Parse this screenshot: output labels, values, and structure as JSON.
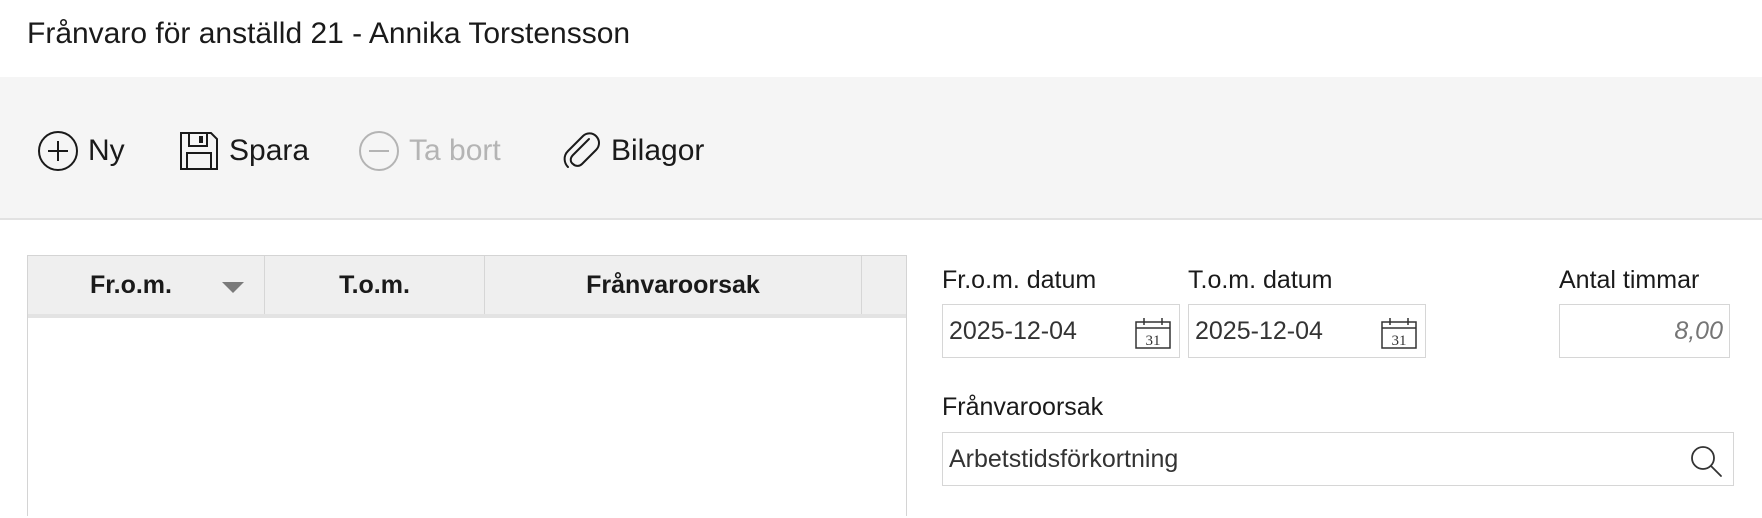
{
  "window": {
    "title": "Frånvaro för anställd 21 - Annika Torstensson"
  },
  "toolbar": {
    "new_label": "Ny",
    "save_label": "Spara",
    "delete_label": "Ta bort",
    "attachments_label": "Bilagor"
  },
  "grid": {
    "columns": [
      "Fr.o.m.",
      "T.o.m.",
      "Frånvaroorsak"
    ],
    "sorted_column": "Fr.o.m.",
    "rows": []
  },
  "form": {
    "from_date": {
      "label": "Fr.o.m. datum",
      "value": "2025-12-04",
      "calendar_day": "31"
    },
    "to_date": {
      "label": "T.o.m. datum",
      "value": "2025-12-04",
      "calendar_day": "31"
    },
    "hours": {
      "label": "Antal timmar",
      "placeholder": "8,00"
    },
    "reason": {
      "label": "Frånvaroorsak",
      "value": "Arbetstidsförkortning"
    }
  },
  "colors": {
    "toolbar_bg": "#f5f5f5",
    "header_bg": "#efefef",
    "disabled_text": "#b4b4b4",
    "border": "#d6d6d6"
  }
}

______________________________

### To be done
Quote the records above exactly, leaving out any pictures.

### Solved problem
Parse this screenshot: output labels, values, and structure as JSON.
{
  "window": {
    "title": "Frånvaro för anställd 21 - Annika Torstensson"
  },
  "toolbar": {
    "new_label": "Ny",
    "save_label": "Spara",
    "delete_label": "Ta bort",
    "attachments_label": "Bilagor"
  },
  "grid": {
    "columns": [
      "Fr.o.m.",
      "T.o.m.",
      "Frånvaroorsak"
    ],
    "sorted_column": "Fr.o.m.",
    "rows": []
  },
  "form": {
    "from_date": {
      "label": "Fr.o.m. datum",
      "value": "2025-12-04",
      "calendar_day": "31"
    },
    "to_date": {
      "label": "T.o.m. datum",
      "value": "2025-12-04",
      "calendar_day": "31"
    },
    "hours": {
      "label": "Antal timmar",
      "placeholder": "8,00"
    },
    "reason": {
      "label": "Frånvaroorsak",
      "value": "Arbetstidsförkortning"
    }
  },
  "colors": {
    "toolbar_bg": "#f5f5f5",
    "header_bg": "#efefef",
    "disabled_text": "#b4b4b4",
    "border": "#d6d6d6"
  }
}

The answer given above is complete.